# Records about charts and figures:
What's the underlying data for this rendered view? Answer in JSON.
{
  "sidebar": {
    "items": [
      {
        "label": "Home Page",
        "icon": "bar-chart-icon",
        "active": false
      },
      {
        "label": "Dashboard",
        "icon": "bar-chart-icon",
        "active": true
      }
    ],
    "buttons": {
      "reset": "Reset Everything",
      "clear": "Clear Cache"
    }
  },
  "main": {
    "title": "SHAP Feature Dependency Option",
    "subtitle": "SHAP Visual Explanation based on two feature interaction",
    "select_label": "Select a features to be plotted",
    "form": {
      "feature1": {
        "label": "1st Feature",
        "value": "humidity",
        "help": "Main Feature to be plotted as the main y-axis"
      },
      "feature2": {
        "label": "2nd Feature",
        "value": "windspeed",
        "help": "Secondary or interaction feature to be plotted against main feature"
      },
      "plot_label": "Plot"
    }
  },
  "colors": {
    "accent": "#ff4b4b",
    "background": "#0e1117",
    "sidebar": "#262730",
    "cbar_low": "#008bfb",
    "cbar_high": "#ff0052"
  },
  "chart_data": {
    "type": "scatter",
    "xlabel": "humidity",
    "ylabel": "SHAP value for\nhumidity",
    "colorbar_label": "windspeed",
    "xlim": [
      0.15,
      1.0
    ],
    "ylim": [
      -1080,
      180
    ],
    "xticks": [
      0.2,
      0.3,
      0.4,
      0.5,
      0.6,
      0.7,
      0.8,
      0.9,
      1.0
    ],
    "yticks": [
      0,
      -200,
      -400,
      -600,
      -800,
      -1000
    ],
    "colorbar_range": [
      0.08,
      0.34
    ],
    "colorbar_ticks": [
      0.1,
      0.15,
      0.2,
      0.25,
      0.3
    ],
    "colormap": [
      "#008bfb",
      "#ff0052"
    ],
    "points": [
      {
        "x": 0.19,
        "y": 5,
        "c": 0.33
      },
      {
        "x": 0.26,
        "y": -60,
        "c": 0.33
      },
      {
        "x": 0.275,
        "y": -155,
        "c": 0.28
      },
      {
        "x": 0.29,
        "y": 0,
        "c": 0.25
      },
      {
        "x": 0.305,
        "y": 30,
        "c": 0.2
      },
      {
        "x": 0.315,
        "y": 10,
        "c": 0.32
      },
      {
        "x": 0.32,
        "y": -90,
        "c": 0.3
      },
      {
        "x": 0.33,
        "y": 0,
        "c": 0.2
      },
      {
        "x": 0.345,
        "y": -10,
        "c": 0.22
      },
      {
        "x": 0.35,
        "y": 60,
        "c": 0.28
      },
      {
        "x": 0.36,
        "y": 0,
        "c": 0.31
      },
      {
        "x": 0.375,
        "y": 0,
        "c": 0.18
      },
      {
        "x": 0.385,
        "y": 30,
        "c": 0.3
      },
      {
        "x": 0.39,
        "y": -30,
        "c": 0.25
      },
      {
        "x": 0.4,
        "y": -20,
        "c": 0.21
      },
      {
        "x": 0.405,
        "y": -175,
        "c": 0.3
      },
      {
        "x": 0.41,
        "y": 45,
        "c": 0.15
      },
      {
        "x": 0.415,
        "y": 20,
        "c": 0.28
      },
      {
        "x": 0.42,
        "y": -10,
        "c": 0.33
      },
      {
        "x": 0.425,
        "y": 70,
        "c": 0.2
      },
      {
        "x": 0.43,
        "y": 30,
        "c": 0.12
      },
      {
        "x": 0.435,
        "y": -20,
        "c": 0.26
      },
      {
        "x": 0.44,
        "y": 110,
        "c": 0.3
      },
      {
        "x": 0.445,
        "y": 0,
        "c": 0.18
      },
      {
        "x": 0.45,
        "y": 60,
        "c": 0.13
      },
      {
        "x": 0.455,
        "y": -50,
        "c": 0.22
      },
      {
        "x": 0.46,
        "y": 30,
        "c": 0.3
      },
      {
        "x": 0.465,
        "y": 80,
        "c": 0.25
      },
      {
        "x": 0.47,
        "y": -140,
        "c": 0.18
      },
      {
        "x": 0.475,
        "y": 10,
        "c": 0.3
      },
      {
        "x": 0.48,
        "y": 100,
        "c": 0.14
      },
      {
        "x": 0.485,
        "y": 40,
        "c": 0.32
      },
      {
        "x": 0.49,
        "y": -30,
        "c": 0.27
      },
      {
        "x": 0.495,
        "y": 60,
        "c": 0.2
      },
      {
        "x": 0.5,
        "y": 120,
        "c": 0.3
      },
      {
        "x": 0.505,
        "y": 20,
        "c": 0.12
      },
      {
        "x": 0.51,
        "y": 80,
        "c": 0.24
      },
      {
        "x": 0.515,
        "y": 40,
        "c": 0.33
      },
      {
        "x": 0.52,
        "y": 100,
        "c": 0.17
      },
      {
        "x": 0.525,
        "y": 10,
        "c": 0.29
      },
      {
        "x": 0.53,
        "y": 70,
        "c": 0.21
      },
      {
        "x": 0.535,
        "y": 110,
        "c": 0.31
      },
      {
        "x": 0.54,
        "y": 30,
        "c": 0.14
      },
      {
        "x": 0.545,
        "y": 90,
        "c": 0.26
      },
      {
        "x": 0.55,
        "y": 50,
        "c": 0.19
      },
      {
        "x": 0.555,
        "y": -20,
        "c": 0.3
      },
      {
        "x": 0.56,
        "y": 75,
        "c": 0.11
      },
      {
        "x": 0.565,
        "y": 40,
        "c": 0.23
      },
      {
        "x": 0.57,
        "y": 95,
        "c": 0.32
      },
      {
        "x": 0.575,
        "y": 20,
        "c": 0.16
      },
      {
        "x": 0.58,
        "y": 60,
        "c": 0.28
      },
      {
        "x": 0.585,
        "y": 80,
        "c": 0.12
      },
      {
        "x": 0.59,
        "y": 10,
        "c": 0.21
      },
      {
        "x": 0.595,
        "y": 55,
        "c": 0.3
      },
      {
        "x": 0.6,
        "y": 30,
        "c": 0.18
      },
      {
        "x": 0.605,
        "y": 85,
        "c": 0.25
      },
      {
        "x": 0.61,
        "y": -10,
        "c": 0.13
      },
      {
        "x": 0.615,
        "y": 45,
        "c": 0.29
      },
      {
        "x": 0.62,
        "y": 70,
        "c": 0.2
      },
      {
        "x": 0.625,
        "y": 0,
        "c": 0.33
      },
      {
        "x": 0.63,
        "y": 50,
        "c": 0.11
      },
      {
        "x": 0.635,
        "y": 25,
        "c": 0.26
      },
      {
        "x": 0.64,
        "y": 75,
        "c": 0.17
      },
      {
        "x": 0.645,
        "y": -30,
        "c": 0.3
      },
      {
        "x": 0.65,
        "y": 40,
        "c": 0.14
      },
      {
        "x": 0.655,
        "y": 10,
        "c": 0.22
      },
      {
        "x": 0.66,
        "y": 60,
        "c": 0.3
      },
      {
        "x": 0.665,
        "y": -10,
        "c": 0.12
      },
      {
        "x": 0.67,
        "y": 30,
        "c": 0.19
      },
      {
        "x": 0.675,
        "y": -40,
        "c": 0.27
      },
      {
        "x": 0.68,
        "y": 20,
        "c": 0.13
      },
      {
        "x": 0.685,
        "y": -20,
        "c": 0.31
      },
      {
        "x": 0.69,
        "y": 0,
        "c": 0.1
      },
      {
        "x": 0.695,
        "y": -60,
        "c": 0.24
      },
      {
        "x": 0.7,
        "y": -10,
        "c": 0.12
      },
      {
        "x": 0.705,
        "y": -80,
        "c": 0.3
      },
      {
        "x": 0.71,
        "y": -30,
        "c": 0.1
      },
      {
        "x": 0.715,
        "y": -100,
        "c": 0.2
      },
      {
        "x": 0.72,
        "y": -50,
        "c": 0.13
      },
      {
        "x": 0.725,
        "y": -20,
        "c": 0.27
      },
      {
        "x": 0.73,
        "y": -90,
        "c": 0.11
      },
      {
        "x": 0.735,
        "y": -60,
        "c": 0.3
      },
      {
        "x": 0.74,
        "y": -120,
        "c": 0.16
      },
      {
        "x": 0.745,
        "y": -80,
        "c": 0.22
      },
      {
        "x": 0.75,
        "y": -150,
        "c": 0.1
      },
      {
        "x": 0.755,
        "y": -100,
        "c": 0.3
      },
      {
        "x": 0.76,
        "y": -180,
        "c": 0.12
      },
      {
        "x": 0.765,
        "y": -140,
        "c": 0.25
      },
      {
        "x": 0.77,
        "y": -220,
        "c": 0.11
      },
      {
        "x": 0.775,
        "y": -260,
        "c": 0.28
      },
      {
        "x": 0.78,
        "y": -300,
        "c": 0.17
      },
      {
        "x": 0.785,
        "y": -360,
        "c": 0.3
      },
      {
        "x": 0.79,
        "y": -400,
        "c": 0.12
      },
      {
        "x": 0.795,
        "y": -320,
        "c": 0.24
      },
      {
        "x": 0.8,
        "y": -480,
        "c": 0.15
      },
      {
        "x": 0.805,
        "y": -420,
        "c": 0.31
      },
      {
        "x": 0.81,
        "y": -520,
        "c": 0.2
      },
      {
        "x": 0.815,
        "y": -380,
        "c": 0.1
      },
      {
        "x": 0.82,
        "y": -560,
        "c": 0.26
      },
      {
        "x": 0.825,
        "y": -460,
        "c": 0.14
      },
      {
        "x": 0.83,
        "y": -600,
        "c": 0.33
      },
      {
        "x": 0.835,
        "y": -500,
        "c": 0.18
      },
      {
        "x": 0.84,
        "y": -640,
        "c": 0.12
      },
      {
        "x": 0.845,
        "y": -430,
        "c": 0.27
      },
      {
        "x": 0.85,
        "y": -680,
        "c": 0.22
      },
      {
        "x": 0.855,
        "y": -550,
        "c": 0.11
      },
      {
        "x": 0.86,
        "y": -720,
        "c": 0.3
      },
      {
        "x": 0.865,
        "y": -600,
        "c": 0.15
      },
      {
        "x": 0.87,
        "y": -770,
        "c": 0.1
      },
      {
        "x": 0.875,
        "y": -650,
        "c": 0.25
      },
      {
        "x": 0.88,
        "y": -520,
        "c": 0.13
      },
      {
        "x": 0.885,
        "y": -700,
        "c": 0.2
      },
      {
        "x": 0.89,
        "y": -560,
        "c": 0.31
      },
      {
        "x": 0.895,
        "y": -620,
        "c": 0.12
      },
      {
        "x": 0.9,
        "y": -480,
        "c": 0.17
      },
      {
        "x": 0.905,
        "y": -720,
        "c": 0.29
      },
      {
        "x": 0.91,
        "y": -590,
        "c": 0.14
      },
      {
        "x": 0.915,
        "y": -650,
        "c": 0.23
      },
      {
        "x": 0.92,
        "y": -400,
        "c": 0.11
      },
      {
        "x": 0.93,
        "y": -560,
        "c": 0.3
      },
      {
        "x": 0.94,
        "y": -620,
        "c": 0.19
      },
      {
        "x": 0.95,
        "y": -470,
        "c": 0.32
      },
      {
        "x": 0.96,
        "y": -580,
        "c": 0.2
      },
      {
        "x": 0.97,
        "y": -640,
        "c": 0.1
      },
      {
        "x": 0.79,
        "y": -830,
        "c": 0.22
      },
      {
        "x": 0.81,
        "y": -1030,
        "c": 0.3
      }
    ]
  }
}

# REQUIREMENTS:
Using the entries above, return each line that includes the word "value".

# EXERCISE RESPONSE:
        "value": "humidity",
        "value": "windspeed",
    "ylabel": "SHAP value for\nhumidity",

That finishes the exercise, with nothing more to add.